Items from a dataset:
|---|
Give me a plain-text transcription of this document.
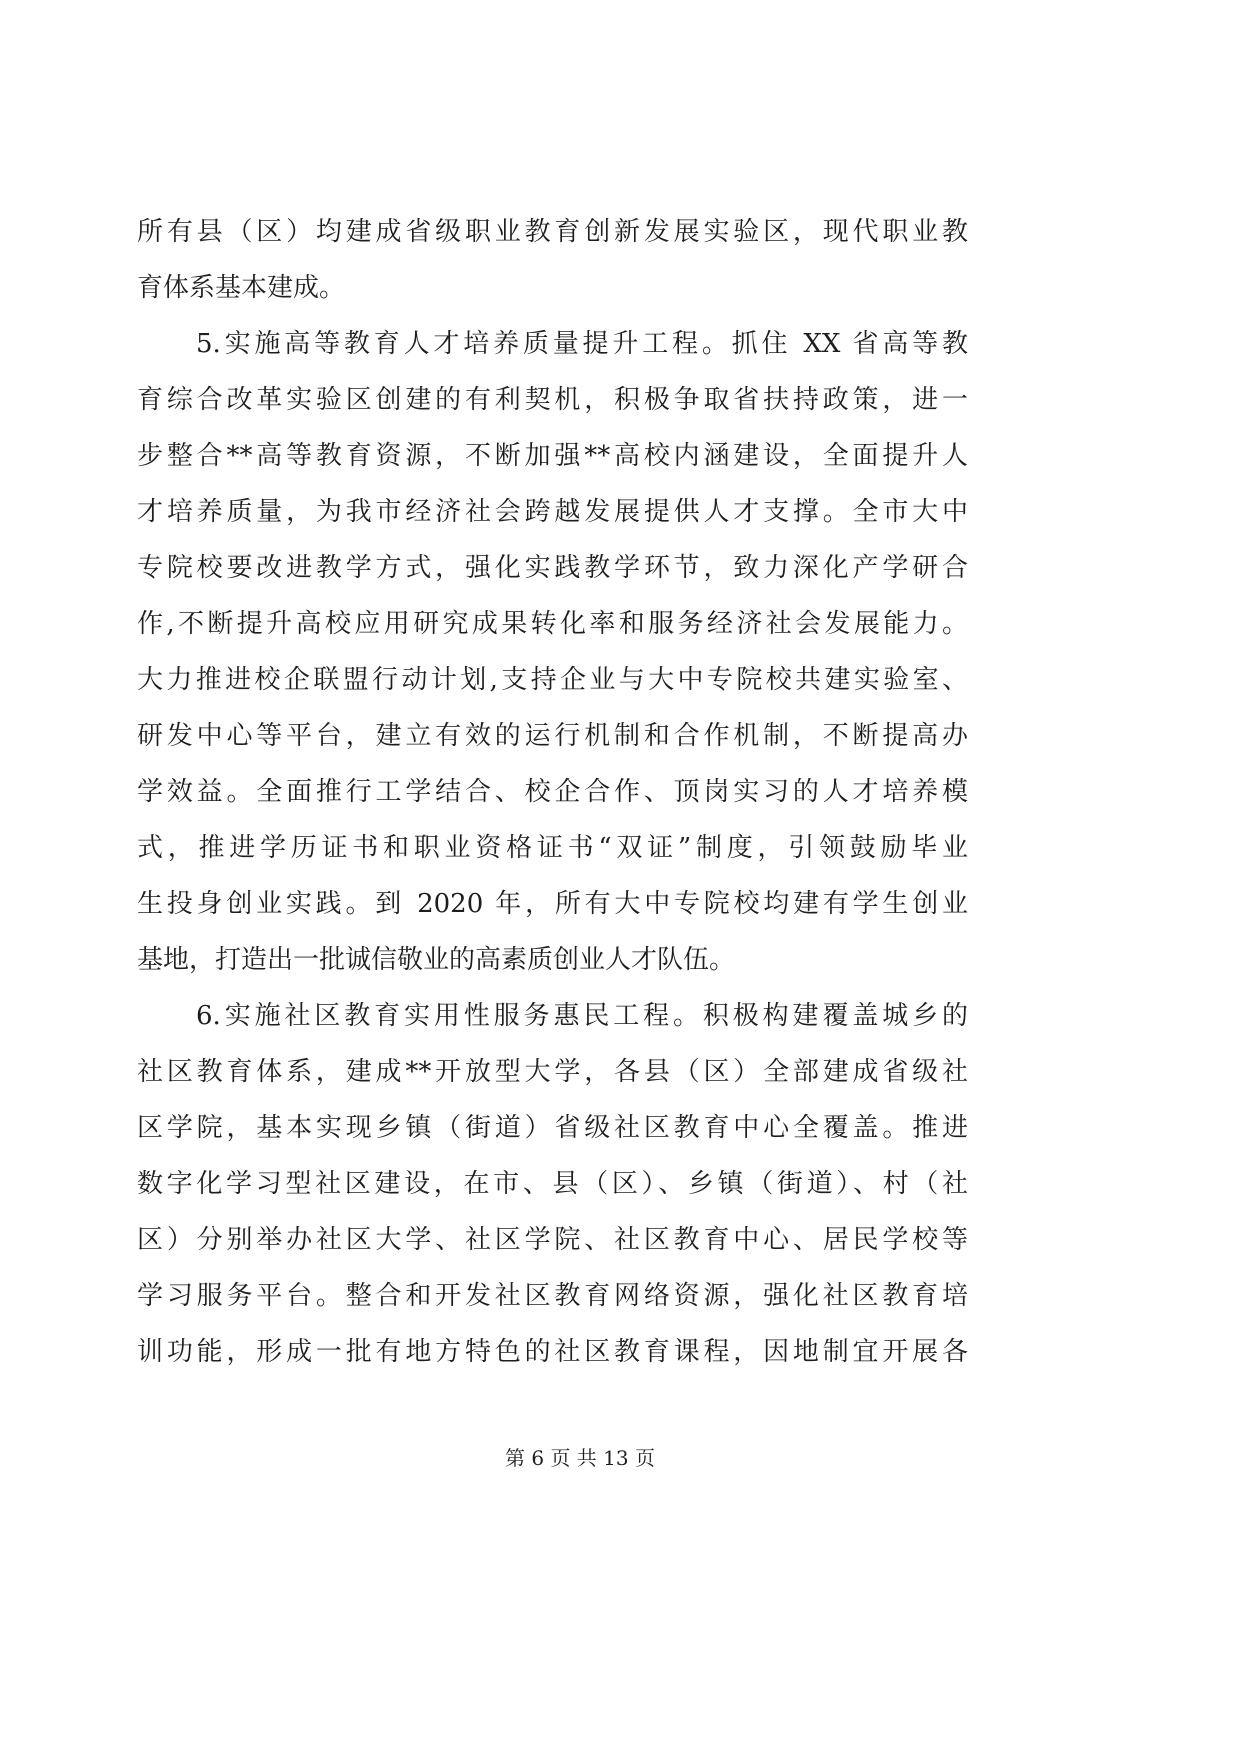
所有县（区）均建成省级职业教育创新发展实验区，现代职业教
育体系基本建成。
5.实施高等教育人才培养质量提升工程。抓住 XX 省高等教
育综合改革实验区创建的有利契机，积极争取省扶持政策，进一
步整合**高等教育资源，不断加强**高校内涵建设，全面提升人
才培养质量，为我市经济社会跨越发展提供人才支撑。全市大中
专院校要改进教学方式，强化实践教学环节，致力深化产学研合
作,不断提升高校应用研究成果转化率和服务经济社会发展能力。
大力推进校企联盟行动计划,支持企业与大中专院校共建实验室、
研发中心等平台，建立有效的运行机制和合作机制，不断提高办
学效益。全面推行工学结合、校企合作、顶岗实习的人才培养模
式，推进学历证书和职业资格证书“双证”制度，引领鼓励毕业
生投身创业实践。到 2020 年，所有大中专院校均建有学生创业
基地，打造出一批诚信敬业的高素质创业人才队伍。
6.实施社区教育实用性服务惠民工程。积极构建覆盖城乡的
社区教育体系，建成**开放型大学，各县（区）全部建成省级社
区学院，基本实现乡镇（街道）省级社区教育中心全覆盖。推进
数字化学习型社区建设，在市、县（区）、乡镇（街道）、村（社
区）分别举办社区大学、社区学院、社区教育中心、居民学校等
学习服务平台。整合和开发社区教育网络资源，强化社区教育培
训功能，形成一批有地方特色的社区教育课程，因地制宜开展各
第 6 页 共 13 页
|---|
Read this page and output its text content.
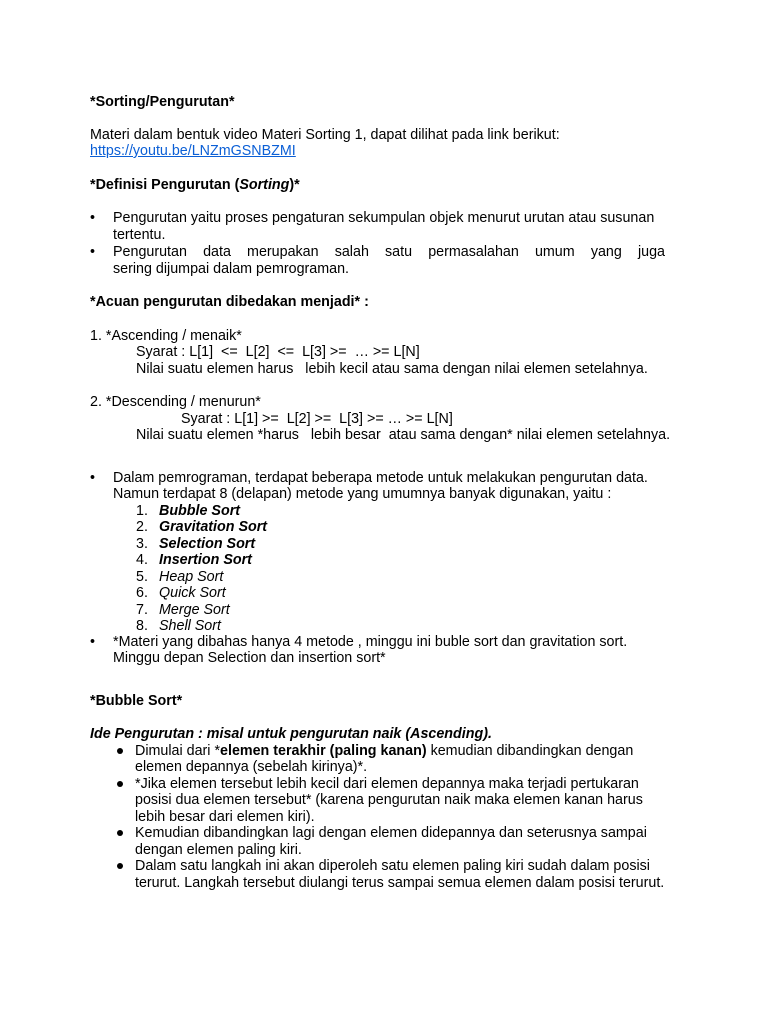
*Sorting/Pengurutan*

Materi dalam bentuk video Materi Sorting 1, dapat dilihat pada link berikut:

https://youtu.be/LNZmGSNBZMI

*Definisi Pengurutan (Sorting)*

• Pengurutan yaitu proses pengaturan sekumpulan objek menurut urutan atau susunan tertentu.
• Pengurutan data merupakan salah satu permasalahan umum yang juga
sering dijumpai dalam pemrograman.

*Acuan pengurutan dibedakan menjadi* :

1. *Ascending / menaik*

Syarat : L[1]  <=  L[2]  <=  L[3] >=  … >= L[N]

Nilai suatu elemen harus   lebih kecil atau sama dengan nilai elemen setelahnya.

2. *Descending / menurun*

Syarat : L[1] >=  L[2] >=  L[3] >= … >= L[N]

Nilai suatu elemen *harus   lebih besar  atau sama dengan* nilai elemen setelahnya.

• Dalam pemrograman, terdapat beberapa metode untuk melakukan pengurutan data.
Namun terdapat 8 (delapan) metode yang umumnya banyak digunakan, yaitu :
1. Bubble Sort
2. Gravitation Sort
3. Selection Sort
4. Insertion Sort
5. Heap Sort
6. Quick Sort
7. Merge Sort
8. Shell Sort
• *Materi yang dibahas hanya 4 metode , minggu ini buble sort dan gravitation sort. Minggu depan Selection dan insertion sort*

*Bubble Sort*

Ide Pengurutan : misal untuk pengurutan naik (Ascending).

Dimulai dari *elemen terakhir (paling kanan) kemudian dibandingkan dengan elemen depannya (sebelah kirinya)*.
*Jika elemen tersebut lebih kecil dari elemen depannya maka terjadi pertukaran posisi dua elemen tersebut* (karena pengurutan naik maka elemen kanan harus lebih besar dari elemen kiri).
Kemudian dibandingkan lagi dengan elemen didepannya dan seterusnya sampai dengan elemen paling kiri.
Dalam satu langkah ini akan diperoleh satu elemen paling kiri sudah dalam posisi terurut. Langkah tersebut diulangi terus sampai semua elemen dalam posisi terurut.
|---|
Set task: Give only the number of lines in the listing above that include the string "nilai".

Task output: 2